● Task material
------------------------------
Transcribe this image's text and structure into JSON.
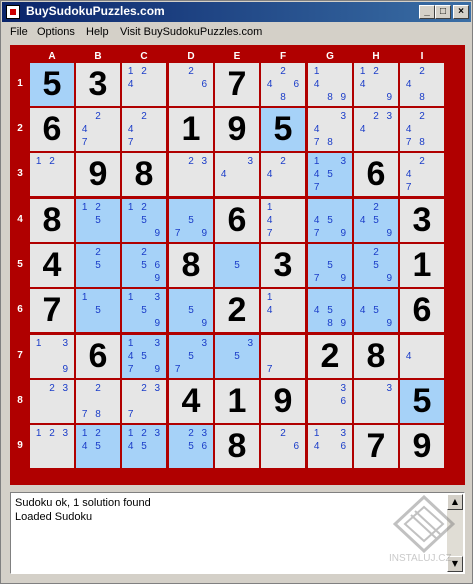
{
  "window": {
    "title": "BuySudokuPuzzles.com"
  },
  "title_buttons": {
    "minimize": "_",
    "maximize": "□",
    "close": "×"
  },
  "menu": [
    "File",
    "Options",
    "Help",
    "Visit BuySudokuPuzzles.com"
  ],
  "columns": [
    "A",
    "B",
    "C",
    "D",
    "E",
    "F",
    "G",
    "H",
    "I"
  ],
  "rows": [
    "1",
    "2",
    "3",
    "4",
    "5",
    "6",
    "7",
    "8",
    "9"
  ],
  "grid": [
    [
      {
        "v": "5",
        "hl": true
      },
      {
        "v": "3"
      },
      {
        "c": [
          "1",
          "2",
          "",
          "4"
        ]
      },
      {
        "c": [
          "",
          "2",
          "",
          "",
          "",
          "6"
        ]
      },
      {
        "v": "7"
      },
      {
        "c": [
          "",
          "2",
          "",
          "4",
          "",
          "6",
          "",
          "8"
        ]
      },
      {
        "c": [
          "1",
          "",
          "",
          "4",
          "",
          "",
          "",
          "8",
          "9"
        ]
      },
      {
        "c": [
          "1",
          "2",
          "",
          "4",
          "",
          "",
          "",
          "",
          "9"
        ]
      },
      {
        "c": [
          "",
          "2",
          "",
          "4",
          "",
          "",
          "",
          "8"
        ]
      }
    ],
    [
      {
        "v": "6"
      },
      {
        "c": [
          "",
          "2",
          "",
          "4",
          "",
          "",
          "7"
        ]
      },
      {
        "c": [
          "",
          "2",
          "",
          "4",
          "",
          "",
          "7"
        ]
      },
      {
        "v": "1"
      },
      {
        "v": "9"
      },
      {
        "v": "5",
        "hl": true
      },
      {
        "c": [
          "",
          "",
          "3",
          "4",
          "",
          "",
          "7",
          "8"
        ]
      },
      {
        "c": [
          "",
          "2",
          "3",
          "4"
        ]
      },
      {
        "c": [
          "",
          "2",
          "",
          "4",
          "",
          "",
          "7",
          "8"
        ]
      }
    ],
    [
      {
        "c": [
          "1",
          "2"
        ]
      },
      {
        "v": "9"
      },
      {
        "v": "8"
      },
      {
        "c": [
          "",
          "2",
          "3"
        ]
      },
      {
        "c": [
          "",
          "",
          "3",
          "4"
        ]
      },
      {
        "c": [
          "",
          "2",
          "",
          "4"
        ]
      },
      {
        "c": [
          "1",
          "",
          "3",
          "4",
          "5",
          "",
          "7"
        ],
        "hl": true
      },
      {
        "v": "6"
      },
      {
        "c": [
          "",
          "2",
          "",
          "4",
          "",
          "",
          "7"
        ]
      }
    ],
    [
      {
        "v": "8"
      },
      {
        "c": [
          "1",
          "2",
          "",
          "",
          "5"
        ],
        "hl": true
      },
      {
        "c": [
          "1",
          "2",
          "",
          "",
          "5",
          "",
          "",
          "",
          "9"
        ],
        "hl": true
      },
      {
        "c": [
          "",
          "",
          "",
          "",
          "5",
          "",
          "7",
          "",
          "9"
        ],
        "hl": true
      },
      {
        "v": "6"
      },
      {
        "c": [
          "1",
          "",
          "",
          "4",
          "",
          "",
          "7"
        ]
      },
      {
        "c": [
          "",
          "",
          "",
          "4",
          "5",
          "",
          "7",
          "",
          "9"
        ],
        "hl": true
      },
      {
        "c": [
          "",
          "2",
          "",
          "4",
          "5",
          "",
          "",
          "",
          "9"
        ],
        "hl": true
      },
      {
        "v": "3"
      }
    ],
    [
      {
        "v": "4"
      },
      {
        "c": [
          "",
          "2",
          "",
          "",
          "5"
        ],
        "hl": true
      },
      {
        "c": [
          "",
          "2",
          "",
          "",
          "5",
          "6",
          "",
          "",
          "9"
        ],
        "hl": true
      },
      {
        "v": "8"
      },
      {
        "c": [
          "",
          "",
          "",
          "",
          "5"
        ],
        "hl": true
      },
      {
        "v": "3"
      },
      {
        "c": [
          "",
          "",
          "",
          "",
          "5",
          "",
          "7",
          "",
          "9"
        ],
        "hl": true
      },
      {
        "c": [
          "",
          "2",
          "",
          "",
          "5",
          "",
          "",
          "",
          "9"
        ],
        "hl": true
      },
      {
        "v": "1"
      }
    ],
    [
      {
        "v": "7"
      },
      {
        "c": [
          "1",
          "",
          "",
          "",
          "5"
        ],
        "hl": true
      },
      {
        "c": [
          "1",
          "",
          "3",
          "",
          "5",
          "",
          "",
          "",
          "9"
        ],
        "hl": true
      },
      {
        "c": [
          "",
          "",
          "",
          "",
          "5",
          "",
          "",
          "",
          "9"
        ],
        "hl": true
      },
      {
        "v": "2"
      },
      {
        "c": [
          "1",
          "",
          "",
          "4"
        ]
      },
      {
        "c": [
          "",
          "",
          "",
          "4",
          "5",
          "",
          "",
          "8",
          "9"
        ],
        "hl": true
      },
      {
        "c": [
          "",
          "",
          "",
          "4",
          "5",
          "",
          "",
          "",
          "9"
        ],
        "hl": true
      },
      {
        "v": "6"
      }
    ],
    [
      {
        "c": [
          "1",
          "",
          "3",
          "",
          "",
          "",
          "",
          "",
          "9"
        ]
      },
      {
        "v": "6"
      },
      {
        "c": [
          "1",
          "",
          "3",
          "4",
          "5",
          "",
          "7",
          "",
          "9"
        ],
        "hl": true
      },
      {
        "c": [
          "",
          "",
          "3",
          "",
          "5",
          "",
          "7"
        ],
        "hl": true
      },
      {
        "c": [
          "",
          "",
          "3",
          "",
          "5"
        ],
        "hl": true
      },
      {
        "c": [
          "",
          "",
          "",
          "",
          "",
          "",
          "7"
        ]
      },
      {
        "v": "2"
      },
      {
        "v": "8"
      },
      {
        "c": [
          "",
          "",
          "",
          "4"
        ]
      }
    ],
    [
      {
        "c": [
          "",
          "2",
          "3"
        ]
      },
      {
        "c": [
          "",
          "2",
          "",
          "",
          "",
          "",
          "7",
          "8"
        ]
      },
      {
        "c": [
          "",
          "2",
          "3",
          "",
          "",
          "",
          "7"
        ]
      },
      {
        "v": "4"
      },
      {
        "v": "1"
      },
      {
        "v": "9"
      },
      {
        "c": [
          "",
          "",
          "3",
          "",
          "",
          "6"
        ]
      },
      {
        "c": [
          "",
          "",
          "3"
        ]
      },
      {
        "v": "5",
        "hl": true
      }
    ],
    [
      {
        "c": [
          "1",
          "2",
          "3"
        ]
      },
      {
        "c": [
          "1",
          "2",
          "",
          "4",
          "5"
        ],
        "hl": true
      },
      {
        "c": [
          "1",
          "2",
          "3",
          "4",
          "5"
        ],
        "hl": true
      },
      {
        "c": [
          "",
          "2",
          "3",
          "",
          "5",
          "6"
        ],
        "hl": true
      },
      {
        "v": "8"
      },
      {
        "c": [
          "",
          "2",
          "",
          "",
          "",
          "6"
        ]
      },
      {
        "c": [
          "1",
          "",
          "3",
          "4",
          "",
          "6"
        ]
      },
      {
        "v": "7"
      },
      {
        "v": "9"
      }
    ]
  ],
  "log": [
    "Sudoku ok, 1 solution found",
    "Loaded Sudoku"
  ],
  "watermark": "INSTALUJ.CZ",
  "colors": {
    "board_red": "#b00000",
    "cell_bg": "#e6e6e6",
    "highlight": "#a6d2f8",
    "candidate": "#1a3cc8"
  }
}
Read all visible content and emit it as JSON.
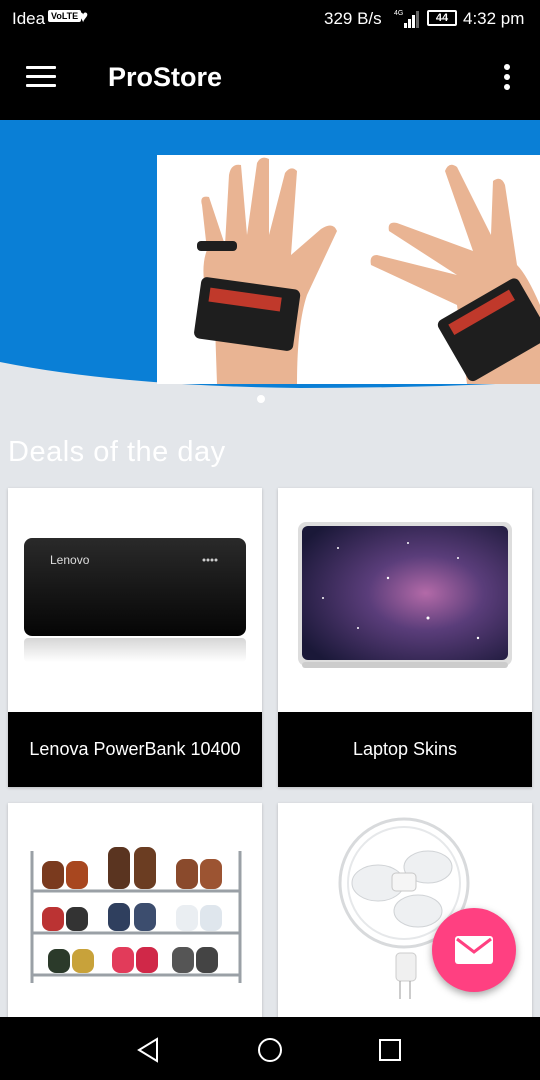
{
  "status_bar": {
    "carrier": "Idea",
    "volte": "VoLTE",
    "speed": "329 B/s",
    "network": "4G",
    "battery": "44",
    "time": "4:32 pm"
  },
  "app_bar": {
    "title": "ProStore",
    "menu_icon": "hamburger-menu-icon",
    "overflow_icon": "more-vert-icon"
  },
  "banner": {
    "image": "wrist-wrap-straps-photo",
    "slide_index": 1,
    "colors": {
      "wave": "#0a7fd6",
      "background": "#e3e6ea"
    }
  },
  "section_title": "Deals of the day",
  "products": [
    {
      "name": "Lenova PowerBank 10400",
      "image": "lenovo-powerbank-photo",
      "brand_text": "Lenovo"
    },
    {
      "name": "Laptop Skins",
      "image": "galaxy-laptop-skin-photo"
    },
    {
      "name": "",
      "image": "shoe-rack-photo"
    },
    {
      "name": "",
      "image": "wall-fan-photo"
    }
  ],
  "fab": {
    "icon": "mail-icon",
    "color": "#ff4081"
  },
  "nav_bar": {
    "back_icon": "back-icon",
    "home_icon": "home-icon",
    "recents_icon": "recents-icon"
  }
}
------------------------------
● Prompt
Begin with the line that contains "Read all visible content and emit it as JSON." and repeat every line through the end of the data, exactly and only those lines, leaving out the pictures.

● Worked solution
Read all visible content and emit it as JSON.
{
  "status_bar": {
    "carrier": "Idea",
    "volte": "VoLTE",
    "speed": "329 B/s",
    "network": "4G",
    "battery": "44",
    "time": "4:32 pm"
  },
  "app_bar": {
    "title": "ProStore",
    "menu_icon": "hamburger-menu-icon",
    "overflow_icon": "more-vert-icon"
  },
  "banner": {
    "image": "wrist-wrap-straps-photo",
    "slide_index": 1,
    "colors": {
      "wave": "#0a7fd6",
      "background": "#e3e6ea"
    }
  },
  "section_title": "Deals of the day",
  "products": [
    {
      "name": "Lenova PowerBank 10400",
      "image": "lenovo-powerbank-photo",
      "brand_text": "Lenovo"
    },
    {
      "name": "Laptop Skins",
      "image": "galaxy-laptop-skin-photo"
    },
    {
      "name": "",
      "image": "shoe-rack-photo"
    },
    {
      "name": "",
      "image": "wall-fan-photo"
    }
  ],
  "fab": {
    "icon": "mail-icon",
    "color": "#ff4081"
  },
  "nav_bar": {
    "back_icon": "back-icon",
    "home_icon": "home-icon",
    "recents_icon": "recents-icon"
  }
}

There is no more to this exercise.